-- BEGIN RECORDS --

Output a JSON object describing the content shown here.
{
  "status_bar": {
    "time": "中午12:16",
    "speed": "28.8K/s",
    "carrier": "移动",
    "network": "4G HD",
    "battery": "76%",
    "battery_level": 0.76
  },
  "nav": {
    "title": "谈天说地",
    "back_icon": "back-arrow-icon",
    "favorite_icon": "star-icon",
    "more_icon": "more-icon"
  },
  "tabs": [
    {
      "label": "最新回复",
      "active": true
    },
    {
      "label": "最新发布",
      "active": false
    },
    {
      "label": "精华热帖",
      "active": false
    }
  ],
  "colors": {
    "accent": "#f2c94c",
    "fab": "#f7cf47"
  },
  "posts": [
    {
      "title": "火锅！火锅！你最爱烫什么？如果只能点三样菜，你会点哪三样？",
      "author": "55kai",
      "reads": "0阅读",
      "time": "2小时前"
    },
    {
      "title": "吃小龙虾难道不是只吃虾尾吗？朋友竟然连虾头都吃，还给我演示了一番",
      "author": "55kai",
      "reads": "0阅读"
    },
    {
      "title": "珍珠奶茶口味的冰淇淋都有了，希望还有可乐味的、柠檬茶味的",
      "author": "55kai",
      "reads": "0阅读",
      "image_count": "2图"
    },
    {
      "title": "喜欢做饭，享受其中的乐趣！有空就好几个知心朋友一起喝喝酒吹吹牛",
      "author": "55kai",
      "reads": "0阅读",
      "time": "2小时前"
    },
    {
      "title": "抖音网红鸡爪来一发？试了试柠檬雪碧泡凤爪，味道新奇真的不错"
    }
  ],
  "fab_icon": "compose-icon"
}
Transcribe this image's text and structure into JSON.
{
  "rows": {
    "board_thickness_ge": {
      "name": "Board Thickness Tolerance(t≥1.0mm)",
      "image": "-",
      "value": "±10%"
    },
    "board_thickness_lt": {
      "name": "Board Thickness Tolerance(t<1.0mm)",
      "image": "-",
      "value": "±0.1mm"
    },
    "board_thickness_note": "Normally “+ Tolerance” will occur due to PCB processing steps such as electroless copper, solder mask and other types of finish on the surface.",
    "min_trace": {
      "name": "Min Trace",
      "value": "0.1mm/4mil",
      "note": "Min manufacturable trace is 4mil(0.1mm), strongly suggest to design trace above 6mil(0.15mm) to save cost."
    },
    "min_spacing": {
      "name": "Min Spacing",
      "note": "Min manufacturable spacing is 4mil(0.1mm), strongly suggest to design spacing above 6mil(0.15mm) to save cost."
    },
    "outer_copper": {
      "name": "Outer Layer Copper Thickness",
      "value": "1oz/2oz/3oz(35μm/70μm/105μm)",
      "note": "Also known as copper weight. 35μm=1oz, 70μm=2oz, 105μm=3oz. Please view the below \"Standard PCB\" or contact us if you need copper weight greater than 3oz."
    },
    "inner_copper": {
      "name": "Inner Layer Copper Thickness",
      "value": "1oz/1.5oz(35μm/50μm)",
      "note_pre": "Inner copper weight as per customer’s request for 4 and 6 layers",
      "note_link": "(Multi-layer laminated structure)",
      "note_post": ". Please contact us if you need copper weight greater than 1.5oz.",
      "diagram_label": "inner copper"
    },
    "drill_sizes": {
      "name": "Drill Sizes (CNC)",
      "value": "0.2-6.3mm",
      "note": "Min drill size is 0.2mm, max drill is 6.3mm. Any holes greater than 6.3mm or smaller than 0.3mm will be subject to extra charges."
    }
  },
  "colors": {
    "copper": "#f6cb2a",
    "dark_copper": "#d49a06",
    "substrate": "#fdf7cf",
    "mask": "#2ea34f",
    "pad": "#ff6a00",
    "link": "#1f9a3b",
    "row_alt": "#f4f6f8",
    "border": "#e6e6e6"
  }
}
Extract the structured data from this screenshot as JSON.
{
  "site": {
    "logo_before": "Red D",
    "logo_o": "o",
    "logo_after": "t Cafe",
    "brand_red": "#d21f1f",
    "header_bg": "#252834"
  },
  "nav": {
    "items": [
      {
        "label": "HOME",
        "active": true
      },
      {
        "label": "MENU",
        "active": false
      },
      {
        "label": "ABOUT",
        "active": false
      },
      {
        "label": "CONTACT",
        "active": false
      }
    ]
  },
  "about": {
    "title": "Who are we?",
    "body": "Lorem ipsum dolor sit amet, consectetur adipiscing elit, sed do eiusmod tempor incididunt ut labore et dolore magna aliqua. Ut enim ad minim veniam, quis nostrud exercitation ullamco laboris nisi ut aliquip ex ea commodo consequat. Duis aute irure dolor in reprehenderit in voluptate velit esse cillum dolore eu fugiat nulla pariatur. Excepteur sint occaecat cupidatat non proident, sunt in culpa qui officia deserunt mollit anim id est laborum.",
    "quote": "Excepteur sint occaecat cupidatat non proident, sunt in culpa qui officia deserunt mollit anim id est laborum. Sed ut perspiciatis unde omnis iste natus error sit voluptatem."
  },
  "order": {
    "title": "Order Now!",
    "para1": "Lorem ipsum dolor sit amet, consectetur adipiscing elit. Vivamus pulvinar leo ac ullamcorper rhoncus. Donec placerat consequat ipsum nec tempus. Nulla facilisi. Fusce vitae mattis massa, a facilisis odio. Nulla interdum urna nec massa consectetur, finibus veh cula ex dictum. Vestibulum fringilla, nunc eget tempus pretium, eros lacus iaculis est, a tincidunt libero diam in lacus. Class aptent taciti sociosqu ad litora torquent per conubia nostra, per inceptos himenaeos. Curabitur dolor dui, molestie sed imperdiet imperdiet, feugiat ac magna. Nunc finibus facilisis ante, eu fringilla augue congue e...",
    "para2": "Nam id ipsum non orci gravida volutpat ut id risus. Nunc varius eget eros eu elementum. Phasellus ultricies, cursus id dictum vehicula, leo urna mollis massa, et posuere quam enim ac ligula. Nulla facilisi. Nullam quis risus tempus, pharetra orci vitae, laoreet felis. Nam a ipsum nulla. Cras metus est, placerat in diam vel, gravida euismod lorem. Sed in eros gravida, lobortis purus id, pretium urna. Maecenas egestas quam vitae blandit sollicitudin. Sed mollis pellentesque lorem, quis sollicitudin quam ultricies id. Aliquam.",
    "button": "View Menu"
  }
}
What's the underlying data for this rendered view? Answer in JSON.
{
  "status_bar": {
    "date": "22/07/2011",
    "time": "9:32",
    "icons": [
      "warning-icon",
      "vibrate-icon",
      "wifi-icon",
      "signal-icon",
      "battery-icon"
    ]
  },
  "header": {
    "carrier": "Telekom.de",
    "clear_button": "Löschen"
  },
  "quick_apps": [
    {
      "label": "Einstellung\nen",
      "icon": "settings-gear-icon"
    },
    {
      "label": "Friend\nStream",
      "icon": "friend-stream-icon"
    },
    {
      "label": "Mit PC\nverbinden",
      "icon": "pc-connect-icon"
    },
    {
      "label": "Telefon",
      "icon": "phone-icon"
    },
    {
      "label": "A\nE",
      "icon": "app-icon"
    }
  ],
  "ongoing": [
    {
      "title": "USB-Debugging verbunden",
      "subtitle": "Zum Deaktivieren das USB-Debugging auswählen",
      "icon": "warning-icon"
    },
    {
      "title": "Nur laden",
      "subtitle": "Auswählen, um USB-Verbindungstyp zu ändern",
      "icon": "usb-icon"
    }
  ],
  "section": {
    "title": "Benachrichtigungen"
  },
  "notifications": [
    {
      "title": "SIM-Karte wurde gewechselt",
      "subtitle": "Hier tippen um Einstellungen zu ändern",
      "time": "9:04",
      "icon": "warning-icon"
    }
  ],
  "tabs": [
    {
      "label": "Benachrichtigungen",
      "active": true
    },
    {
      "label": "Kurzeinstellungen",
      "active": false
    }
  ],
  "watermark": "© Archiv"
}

-- END RECORDS --

THE TASK ->
Reproduce all data above, unchanged.

RESPONSE ->
Output a JSON object describing the content shown here.
{
  "status_bar": {
    "time": "中午12:16",
    "speed": "28.8K/s",
    "carrier": "移动",
    "network": "4G HD",
    "battery": "76%",
    "battery_level": 0.76
  },
  "nav": {
    "title": "谈天说地",
    "back_icon": "back-arrow-icon",
    "favorite_icon": "star-icon",
    "more_icon": "more-icon"
  },
  "tabs": [
    {
      "label": "最新回复",
      "active": true
    },
    {
      "label": "最新发布",
      "active": false
    },
    {
      "label": "精华热帖",
      "active": false
    }
  ],
  "colors": {
    "accent": "#f2c94c",
    "fab": "#f7cf47"
  },
  "posts": [
    {
      "title": "火锅！火锅！你最爱烫什么？如果只能点三样菜，你会点哪三样？",
      "author": "55kai",
      "reads": "0阅读",
      "time": "2小时前"
    },
    {
      "title": "吃小龙虾难道不是只吃虾尾吗？朋友竟然连虾头都吃，还给我演示了一番",
      "author": "55kai",
      "reads": "0阅读"
    },
    {
      "title": "珍珠奶茶口味的冰淇淋都有了，希望还有可乐味的、柠檬茶味的",
      "author": "55kai",
      "reads": "0阅读",
      "image_count": "2图"
    },
    {
      "title": "喜欢做饭，享受其中的乐趣！有空就好几个知心朋友一起喝喝酒吹吹牛",
      "author": "55kai",
      "reads": "0阅读",
      "time": "2小时前"
    },
    {
      "title": "抖音网红鸡爪来一发？试了试柠檬雪碧泡凤爪，味道新奇真的不错"
    }
  ],
  "fab_icon": "compose-icon"
}
Transcribe this image's text and structure into JSON.
{
  "rows": {
    "board_thickness_ge": {
      "name": "Board Thickness Tolerance(t≥1.0mm)",
      "image": "-",
      "value": "±10%"
    },
    "board_thickness_lt": {
      "name": "Board Thickness Tolerance(t<1.0mm)",
      "image": "-",
      "value": "±0.1mm"
    },
    "board_thickness_note": "Normally “+ Tolerance” will occur due to PCB processing steps such as electroless copper, solder mask and other types of finish on the surface.",
    "min_trace": {
      "name": "Min Trace",
      "value": "0.1mm/4mil",
      "note": "Min manufacturable trace is 4mil(0.1mm), strongly suggest to design trace above 6mil(0.15mm) to save cost."
    },
    "min_spacing": {
      "name": "Min Spacing",
      "note": "Min manufacturable spacing is 4mil(0.1mm), strongly suggest to design spacing above 6mil(0.15mm) to save cost."
    },
    "outer_copper": {
      "name": "Outer Layer Copper Thickness",
      "value": "1oz/2oz/3oz(35μm/70μm/105μm)",
      "note": "Also known as copper weight. 35μm=1oz, 70μm=2oz, 105μm=3oz. Please view the below \"Standard PCB\" or contact us if you need copper weight greater than 3oz."
    },
    "inner_copper": {
      "name": "Inner Layer Copper Thickness",
      "value": "1oz/1.5oz(35μm/50μm)",
      "note_pre": "Inner copper weight as per customer’s request for 4 and 6 layers",
      "note_link": "(Multi-layer laminated structure)",
      "note_post": ". Please contact us if you need copper weight greater than 1.5oz.",
      "diagram_label": "inner copper"
    },
    "drill_sizes": {
      "name": "Drill Sizes (CNC)",
      "value": "0.2-6.3mm",
      "note": "Min drill size is 0.2mm, max drill is 6.3mm. Any holes greater than 6.3mm or smaller than 0.3mm will be subject to extra charges."
    }
  },
  "colors": {
    "copper": "#f6cb2a",
    "dark_copper": "#d49a06",
    "substrate": "#fdf7cf",
    "mask": "#2ea34f",
    "pad": "#ff6a00",
    "link": "#1f9a3b",
    "row_alt": "#f4f6f8",
    "border": "#e6e6e6"
  }
}
Extract the structured data from this screenshot as JSON.
{
  "site": {
    "logo_before": "Red D",
    "logo_o": "o",
    "logo_after": "t Cafe",
    "brand_red": "#d21f1f",
    "header_bg": "#252834"
  },
  "nav": {
    "items": [
      {
        "label": "HOME",
        "active": true
      },
      {
        "label": "MENU",
        "active": false
      },
      {
        "label": "ABOUT",
        "active": false
      },
      {
        "label": "CONTACT",
        "active": false
      }
    ]
  },
  "about": {
    "title": "Who are we?",
    "body": "Lorem ipsum dolor sit amet, consectetur adipiscing elit, sed do eiusmod tempor incididunt ut labore et dolore magna aliqua. Ut enim ad minim veniam, quis nostrud exercitation ullamco laboris nisi ut aliquip ex ea commodo consequat. Duis aute irure dolor in reprehenderit in voluptate velit esse cillum dolore eu fugiat nulla pariatur. Excepteur sint occaecat cupidatat non proident, sunt in culpa qui officia deserunt mollit anim id est laborum.",
    "quote": "Excepteur sint occaecat cupidatat non proident, sunt in culpa qui officia deserunt mollit anim id est laborum. Sed ut perspiciatis unde omnis iste natus error sit voluptatem."
  },
  "order": {
    "title": "Order Now!",
    "para1": "Lorem ipsum dolor sit amet, consectetur adipiscing elit. Vivamus pulvinar leo ac ullamcorper rhoncus. Donec placerat consequat ipsum nec tempus. Nulla facilisi. Fusce vitae mattis massa, a facilisis odio. Nulla interdum urna nec massa consectetur, finibus veh cula ex dictum. Vestibulum fringilla, nunc eget tempus pretium, eros lacus iaculis est, a tincidunt libero diam in lacus. Class aptent taciti sociosqu ad litora torquent per conubia nostra, per inceptos himenaeos. Curabitur dolor dui, molestie sed imperdiet imperdiet, feugiat ac magna. Nunc finibus facilisis ante, eu fringilla augue congue e...",
    "para2": "Nam id ipsum non orci gravida volutpat ut id risus. Nunc varius eget eros eu elementum. Phasellus ultricies, cursus id dictum vehicula, leo urna mollis massa, et posuere quam enim ac ligula. Nulla facilisi. Nullam quis risus tempus, pharetra orci vitae, laoreet felis. Nam a ipsum nulla. Cras metus est, placerat in diam vel, gravida euismod lorem. Sed in eros gravida, lobortis purus id, pretium urna. Maecenas egestas quam vitae blandit sollicitudin. Sed mollis pellentesque lorem, quis sollicitudin quam ultricies id. Aliquam.",
    "button": "View Menu"
  }
}
What's the underlying data for this rendered view? Answer in JSON.
{
  "status_bar": {
    "date": "22/07/2011",
    "time": "9:32",
    "icons": [
      "warning-icon",
      "vibrate-icon",
      "wifi-icon",
      "signal-icon",
      "battery-icon"
    ]
  },
  "header": {
    "carrier": "Telekom.de",
    "clear_button": "Löschen"
  },
  "quick_apps": [
    {
      "label": "Einstellung\nen",
      "icon": "settings-gear-icon"
    },
    {
      "label": "Friend\nStream",
      "icon": "friend-stream-icon"
    },
    {
      "label": "Mit PC\nverbinden",
      "icon": "pc-connect-icon"
    },
    {
      "label": "Telefon",
      "icon": "phone-icon"
    },
    {
      "label": "A\nE",
      "icon": "app-icon"
    }
  ],
  "ongoing": [
    {
      "title": "USB-Debugging verbunden",
      "subtitle": "Zum Deaktivieren das USB-Debugging auswählen",
      "icon": "warning-icon"
    },
    {
      "title": "Nur laden",
      "subtitle": "Auswählen, um USB-Verbindungstyp zu ändern",
      "icon": "usb-icon"
    }
  ],
  "section": {
    "title": "Benachrichtigungen"
  },
  "notifications": [
    {
      "title": "SIM-Karte wurde gewechselt",
      "subtitle": "Hier tippen um Einstellungen zu ändern",
      "time": "9:04",
      "icon": "warning-icon"
    }
  ],
  "tabs": [
    {
      "label": "Benachrichtigungen",
      "active": true
    },
    {
      "label": "Kurzeinstellungen",
      "active": false
    }
  ],
  "watermark": "© Archiv"
}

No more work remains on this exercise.